## What is being asked
Below are the records. Gather each line that holds "dovednosti".

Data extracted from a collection
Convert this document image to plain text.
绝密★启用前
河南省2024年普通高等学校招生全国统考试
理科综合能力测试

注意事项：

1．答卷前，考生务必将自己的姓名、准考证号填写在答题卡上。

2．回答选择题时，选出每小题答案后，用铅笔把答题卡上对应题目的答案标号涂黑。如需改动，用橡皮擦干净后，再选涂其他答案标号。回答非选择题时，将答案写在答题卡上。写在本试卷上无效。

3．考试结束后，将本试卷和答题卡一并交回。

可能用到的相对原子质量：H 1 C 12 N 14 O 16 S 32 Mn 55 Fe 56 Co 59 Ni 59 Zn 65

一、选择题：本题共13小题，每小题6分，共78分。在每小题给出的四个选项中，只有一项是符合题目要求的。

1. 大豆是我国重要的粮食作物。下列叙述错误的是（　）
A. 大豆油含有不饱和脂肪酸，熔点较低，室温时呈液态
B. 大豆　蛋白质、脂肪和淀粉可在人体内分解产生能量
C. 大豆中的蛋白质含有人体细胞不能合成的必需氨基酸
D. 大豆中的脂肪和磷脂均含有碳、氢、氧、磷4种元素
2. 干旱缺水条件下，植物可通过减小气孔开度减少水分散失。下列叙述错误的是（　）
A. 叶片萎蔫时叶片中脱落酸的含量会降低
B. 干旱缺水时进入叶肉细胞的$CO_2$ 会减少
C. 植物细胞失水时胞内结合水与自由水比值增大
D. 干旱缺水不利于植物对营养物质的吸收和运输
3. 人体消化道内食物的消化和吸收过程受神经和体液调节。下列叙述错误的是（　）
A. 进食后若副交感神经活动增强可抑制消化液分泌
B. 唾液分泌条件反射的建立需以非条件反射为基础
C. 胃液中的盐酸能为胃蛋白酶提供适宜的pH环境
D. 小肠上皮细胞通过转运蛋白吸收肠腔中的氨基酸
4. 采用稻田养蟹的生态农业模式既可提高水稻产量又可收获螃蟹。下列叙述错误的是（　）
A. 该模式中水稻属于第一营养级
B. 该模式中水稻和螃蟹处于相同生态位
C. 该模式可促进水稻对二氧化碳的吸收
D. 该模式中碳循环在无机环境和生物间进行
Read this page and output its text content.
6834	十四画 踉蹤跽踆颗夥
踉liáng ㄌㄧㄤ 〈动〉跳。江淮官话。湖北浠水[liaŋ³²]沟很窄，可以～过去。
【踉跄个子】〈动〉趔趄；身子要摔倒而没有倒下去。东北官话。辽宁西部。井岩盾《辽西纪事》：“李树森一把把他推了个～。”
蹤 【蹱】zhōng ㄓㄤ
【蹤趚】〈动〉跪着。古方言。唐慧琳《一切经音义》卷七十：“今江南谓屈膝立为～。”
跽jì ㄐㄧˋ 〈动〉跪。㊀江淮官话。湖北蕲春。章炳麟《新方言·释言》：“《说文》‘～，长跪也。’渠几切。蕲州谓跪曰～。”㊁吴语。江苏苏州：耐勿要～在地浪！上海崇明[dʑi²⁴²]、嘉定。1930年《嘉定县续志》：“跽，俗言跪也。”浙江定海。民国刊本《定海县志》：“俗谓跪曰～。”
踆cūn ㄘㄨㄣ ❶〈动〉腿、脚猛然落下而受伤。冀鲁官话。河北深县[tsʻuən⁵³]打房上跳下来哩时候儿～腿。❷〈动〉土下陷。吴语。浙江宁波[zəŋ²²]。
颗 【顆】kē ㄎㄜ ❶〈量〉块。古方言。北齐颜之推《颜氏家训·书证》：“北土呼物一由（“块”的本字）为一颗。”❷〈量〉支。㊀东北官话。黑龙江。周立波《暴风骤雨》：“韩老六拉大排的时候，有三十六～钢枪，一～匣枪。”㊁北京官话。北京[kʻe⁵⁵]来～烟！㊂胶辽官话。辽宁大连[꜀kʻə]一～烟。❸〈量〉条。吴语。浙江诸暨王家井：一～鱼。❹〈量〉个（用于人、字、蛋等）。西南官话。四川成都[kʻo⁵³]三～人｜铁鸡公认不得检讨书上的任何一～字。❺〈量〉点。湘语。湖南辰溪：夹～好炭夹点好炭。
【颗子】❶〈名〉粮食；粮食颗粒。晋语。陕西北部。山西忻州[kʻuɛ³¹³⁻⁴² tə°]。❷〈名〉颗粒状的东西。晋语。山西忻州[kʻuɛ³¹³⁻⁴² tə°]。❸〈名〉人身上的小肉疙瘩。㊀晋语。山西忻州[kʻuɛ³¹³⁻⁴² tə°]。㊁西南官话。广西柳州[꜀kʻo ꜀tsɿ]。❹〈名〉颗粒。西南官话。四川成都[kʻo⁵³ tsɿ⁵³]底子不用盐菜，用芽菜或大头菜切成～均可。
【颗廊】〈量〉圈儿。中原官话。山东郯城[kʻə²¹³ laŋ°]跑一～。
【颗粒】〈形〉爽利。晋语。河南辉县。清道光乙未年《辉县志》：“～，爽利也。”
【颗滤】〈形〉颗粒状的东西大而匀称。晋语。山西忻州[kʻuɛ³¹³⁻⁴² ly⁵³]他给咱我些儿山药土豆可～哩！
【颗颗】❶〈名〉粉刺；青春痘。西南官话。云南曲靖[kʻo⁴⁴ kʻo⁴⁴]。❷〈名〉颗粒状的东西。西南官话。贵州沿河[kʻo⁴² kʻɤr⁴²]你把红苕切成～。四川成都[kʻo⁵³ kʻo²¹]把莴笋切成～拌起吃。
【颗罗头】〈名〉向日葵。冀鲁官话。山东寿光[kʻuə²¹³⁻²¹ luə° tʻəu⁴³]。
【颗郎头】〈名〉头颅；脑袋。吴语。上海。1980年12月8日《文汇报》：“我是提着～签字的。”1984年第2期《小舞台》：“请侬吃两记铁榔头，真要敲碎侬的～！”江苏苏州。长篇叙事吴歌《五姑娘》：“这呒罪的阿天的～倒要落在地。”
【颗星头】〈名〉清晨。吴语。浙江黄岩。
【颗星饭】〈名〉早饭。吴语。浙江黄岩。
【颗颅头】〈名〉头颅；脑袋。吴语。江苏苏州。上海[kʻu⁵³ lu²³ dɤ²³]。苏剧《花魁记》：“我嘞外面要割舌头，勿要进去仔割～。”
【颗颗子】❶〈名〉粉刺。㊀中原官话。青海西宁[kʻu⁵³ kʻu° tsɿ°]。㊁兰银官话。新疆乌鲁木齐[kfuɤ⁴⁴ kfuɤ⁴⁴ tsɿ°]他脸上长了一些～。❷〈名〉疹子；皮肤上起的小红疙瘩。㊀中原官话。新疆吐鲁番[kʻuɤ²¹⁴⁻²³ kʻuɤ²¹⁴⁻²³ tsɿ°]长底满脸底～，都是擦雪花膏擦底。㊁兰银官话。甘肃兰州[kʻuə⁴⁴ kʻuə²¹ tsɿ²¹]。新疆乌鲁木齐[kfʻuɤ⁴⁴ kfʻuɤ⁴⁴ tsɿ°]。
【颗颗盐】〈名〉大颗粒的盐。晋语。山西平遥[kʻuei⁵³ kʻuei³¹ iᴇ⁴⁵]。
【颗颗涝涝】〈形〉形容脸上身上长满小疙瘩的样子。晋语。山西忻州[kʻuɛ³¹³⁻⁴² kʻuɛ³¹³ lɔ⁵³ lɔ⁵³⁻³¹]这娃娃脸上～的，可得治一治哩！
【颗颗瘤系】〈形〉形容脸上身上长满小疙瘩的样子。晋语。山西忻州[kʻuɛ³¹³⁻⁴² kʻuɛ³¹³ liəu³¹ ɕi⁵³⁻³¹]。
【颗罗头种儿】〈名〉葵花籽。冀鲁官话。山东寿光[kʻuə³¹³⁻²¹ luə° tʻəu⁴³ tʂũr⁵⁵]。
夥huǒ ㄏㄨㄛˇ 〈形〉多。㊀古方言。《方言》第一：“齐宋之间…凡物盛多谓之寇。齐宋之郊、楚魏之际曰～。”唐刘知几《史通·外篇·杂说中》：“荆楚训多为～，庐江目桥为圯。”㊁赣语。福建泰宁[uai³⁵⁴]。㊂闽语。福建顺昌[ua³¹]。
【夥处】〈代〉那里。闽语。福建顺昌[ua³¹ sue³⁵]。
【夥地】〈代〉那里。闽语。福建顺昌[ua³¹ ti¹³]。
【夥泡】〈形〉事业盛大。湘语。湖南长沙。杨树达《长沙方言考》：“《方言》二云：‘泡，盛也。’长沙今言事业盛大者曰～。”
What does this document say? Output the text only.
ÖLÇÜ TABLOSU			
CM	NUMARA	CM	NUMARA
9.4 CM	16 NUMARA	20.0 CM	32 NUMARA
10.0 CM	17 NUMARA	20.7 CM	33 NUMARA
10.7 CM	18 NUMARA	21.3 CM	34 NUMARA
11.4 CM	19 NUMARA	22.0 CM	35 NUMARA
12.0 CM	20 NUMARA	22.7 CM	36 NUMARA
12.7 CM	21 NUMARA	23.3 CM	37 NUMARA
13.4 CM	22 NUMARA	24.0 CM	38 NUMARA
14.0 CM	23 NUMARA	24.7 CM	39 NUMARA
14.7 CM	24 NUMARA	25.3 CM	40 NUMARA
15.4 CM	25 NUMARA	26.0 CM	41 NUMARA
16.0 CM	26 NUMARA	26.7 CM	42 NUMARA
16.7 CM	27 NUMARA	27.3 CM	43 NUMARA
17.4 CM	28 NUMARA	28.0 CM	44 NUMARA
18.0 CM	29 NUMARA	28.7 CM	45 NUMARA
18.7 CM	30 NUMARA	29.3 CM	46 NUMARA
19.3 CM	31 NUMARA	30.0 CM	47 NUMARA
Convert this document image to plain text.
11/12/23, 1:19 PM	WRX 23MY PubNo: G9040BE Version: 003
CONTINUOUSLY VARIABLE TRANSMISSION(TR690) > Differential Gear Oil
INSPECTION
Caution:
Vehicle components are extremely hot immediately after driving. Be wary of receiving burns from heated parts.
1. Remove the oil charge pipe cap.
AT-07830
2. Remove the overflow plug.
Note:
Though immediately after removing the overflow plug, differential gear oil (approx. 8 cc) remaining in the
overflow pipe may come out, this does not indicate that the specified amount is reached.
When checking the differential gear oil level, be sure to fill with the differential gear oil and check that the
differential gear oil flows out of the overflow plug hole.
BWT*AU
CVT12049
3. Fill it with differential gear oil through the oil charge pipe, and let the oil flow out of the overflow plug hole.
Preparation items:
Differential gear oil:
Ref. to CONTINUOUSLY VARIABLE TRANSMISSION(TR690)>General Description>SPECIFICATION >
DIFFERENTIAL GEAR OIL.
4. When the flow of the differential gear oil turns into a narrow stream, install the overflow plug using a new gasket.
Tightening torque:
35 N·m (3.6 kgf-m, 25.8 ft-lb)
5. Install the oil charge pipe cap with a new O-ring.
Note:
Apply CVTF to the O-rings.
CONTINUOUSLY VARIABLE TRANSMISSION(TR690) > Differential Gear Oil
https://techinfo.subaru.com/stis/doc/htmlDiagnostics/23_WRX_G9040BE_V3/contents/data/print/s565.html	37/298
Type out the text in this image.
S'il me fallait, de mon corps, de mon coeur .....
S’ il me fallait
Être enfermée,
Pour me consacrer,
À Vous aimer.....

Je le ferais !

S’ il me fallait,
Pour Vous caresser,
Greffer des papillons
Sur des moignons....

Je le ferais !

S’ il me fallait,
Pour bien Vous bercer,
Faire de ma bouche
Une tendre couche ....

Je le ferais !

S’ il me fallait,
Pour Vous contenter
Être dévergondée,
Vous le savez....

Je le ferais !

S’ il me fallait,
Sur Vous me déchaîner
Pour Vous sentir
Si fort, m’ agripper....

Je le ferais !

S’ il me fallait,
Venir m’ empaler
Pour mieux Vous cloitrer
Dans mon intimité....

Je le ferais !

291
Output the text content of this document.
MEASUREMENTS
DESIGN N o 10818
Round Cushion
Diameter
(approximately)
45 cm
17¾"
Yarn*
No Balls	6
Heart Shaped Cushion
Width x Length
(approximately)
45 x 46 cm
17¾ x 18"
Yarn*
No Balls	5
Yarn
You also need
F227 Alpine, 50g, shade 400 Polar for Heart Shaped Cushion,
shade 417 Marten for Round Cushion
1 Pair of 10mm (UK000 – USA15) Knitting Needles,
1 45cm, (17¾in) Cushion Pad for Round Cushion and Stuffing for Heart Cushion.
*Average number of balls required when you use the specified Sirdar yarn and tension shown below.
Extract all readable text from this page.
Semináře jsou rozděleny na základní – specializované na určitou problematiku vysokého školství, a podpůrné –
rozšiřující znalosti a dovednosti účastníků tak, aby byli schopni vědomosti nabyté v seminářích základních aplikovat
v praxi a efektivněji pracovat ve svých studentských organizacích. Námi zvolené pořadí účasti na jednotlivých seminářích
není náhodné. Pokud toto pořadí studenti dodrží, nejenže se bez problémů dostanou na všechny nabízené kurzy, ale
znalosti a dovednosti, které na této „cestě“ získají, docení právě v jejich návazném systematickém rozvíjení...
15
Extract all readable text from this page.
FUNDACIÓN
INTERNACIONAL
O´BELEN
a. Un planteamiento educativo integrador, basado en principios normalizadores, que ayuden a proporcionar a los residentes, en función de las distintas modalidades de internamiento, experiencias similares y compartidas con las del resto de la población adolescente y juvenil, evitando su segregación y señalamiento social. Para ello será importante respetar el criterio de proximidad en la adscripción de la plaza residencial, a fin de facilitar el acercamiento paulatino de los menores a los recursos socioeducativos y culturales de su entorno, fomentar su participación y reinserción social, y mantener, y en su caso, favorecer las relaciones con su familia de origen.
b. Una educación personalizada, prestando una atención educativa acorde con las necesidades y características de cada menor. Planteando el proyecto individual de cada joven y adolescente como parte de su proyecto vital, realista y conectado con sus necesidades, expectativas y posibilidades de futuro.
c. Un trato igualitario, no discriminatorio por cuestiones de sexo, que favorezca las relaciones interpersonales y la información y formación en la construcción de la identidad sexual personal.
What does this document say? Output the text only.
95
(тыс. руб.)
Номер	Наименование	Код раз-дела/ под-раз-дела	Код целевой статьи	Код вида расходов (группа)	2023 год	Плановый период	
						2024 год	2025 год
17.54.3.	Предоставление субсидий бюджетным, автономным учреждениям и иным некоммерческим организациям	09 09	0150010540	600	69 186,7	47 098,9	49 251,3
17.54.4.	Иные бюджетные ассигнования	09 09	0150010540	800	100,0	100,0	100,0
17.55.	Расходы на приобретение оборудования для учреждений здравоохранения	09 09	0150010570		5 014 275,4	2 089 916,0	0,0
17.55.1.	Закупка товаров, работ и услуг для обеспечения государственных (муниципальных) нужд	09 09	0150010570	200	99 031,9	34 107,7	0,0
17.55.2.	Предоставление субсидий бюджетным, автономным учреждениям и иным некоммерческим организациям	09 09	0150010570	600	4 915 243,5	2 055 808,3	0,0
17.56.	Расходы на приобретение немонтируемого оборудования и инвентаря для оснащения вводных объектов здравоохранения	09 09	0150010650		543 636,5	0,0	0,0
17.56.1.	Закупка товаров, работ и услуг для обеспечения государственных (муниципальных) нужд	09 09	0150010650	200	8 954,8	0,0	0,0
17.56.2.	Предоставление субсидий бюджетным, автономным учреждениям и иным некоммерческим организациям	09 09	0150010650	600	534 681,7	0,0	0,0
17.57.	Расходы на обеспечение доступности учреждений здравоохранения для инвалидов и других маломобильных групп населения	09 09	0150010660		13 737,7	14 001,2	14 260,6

## The solution
rozšiřující znalosti a dovednosti účastníků tak, aby byli schopni vědomosti nabyté v seminářích základních aplikovat
znalosti a dovednosti, které na této „cestě“ získají, docení právě v jejich návazném systematickém rozvíjení...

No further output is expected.